--- Begin ENTRIES SHOWN ---
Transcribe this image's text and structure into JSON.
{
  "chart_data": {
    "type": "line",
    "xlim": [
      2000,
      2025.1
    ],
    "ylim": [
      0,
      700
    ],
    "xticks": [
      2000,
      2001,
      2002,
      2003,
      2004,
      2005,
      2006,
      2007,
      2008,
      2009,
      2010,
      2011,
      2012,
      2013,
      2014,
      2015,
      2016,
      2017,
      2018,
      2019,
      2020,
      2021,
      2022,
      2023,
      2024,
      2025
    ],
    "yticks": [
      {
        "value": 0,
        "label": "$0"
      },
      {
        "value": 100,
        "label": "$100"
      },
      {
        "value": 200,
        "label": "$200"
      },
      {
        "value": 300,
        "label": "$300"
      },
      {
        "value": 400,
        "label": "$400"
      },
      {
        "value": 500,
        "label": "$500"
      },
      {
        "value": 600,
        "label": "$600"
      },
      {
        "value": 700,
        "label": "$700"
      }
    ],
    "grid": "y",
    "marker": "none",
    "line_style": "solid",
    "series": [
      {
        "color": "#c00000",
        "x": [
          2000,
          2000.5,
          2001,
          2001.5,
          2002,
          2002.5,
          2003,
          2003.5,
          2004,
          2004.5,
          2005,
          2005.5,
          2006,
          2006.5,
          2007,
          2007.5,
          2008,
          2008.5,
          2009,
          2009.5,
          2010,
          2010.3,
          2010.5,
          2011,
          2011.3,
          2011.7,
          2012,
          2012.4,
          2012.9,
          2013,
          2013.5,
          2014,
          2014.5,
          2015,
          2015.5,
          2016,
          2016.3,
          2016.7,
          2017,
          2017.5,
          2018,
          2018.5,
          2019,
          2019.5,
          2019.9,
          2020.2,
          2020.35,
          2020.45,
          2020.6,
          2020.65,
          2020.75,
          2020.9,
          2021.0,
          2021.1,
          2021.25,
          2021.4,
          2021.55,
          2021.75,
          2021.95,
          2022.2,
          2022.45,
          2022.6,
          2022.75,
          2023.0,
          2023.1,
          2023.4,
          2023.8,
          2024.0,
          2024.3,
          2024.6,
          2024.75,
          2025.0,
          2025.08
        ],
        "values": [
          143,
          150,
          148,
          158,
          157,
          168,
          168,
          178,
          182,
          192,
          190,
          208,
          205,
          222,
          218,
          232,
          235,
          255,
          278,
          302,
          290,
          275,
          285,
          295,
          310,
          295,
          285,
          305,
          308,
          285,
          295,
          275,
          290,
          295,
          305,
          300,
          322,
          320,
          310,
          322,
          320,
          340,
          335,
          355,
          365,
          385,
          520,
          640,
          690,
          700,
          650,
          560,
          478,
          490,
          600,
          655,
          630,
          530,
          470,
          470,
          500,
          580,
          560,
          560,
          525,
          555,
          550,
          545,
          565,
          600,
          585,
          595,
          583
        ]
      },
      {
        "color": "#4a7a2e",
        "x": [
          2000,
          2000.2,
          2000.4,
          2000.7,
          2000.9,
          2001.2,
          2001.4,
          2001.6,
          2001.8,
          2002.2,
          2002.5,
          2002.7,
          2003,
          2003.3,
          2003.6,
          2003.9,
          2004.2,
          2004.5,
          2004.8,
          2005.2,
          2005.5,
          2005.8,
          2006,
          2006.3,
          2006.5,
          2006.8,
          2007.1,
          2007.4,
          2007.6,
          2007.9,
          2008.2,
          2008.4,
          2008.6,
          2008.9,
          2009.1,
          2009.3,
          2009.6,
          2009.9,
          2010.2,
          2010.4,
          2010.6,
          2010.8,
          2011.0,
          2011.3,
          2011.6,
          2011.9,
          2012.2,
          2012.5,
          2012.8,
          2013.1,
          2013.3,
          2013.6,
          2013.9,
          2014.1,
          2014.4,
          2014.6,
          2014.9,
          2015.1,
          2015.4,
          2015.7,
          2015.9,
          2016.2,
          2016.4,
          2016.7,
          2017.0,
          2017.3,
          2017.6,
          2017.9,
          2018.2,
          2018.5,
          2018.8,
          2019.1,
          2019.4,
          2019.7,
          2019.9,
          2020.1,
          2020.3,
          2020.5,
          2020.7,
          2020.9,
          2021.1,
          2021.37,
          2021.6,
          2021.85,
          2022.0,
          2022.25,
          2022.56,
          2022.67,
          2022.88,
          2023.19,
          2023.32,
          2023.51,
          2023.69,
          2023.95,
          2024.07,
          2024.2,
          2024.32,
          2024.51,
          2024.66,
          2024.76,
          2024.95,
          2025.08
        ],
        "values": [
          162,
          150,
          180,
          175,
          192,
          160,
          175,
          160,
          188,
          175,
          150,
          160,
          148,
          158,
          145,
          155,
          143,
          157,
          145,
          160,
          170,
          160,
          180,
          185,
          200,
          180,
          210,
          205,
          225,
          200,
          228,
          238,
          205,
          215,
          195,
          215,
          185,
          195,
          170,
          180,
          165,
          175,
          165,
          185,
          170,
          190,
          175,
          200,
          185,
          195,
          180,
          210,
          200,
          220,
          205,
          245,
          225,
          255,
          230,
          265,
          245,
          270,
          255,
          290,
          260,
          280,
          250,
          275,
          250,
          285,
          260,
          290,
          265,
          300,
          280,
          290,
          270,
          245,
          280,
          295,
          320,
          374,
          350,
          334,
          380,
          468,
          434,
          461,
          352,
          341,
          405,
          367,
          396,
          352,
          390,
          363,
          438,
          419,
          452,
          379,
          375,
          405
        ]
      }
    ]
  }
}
--- End ENTRIES SHOWN ---
#### [WHAT THIS TASK INVOLVES]
Filter lines by "label" and return each hit.

#### [EXERCISE RESULT]
        "label": "$0"
        "label": "$100"
        "label": "$200"
        "label": "$300"
        "label": "$400"
        "label": "$500"
        "label": "$600"
        "label": "$700"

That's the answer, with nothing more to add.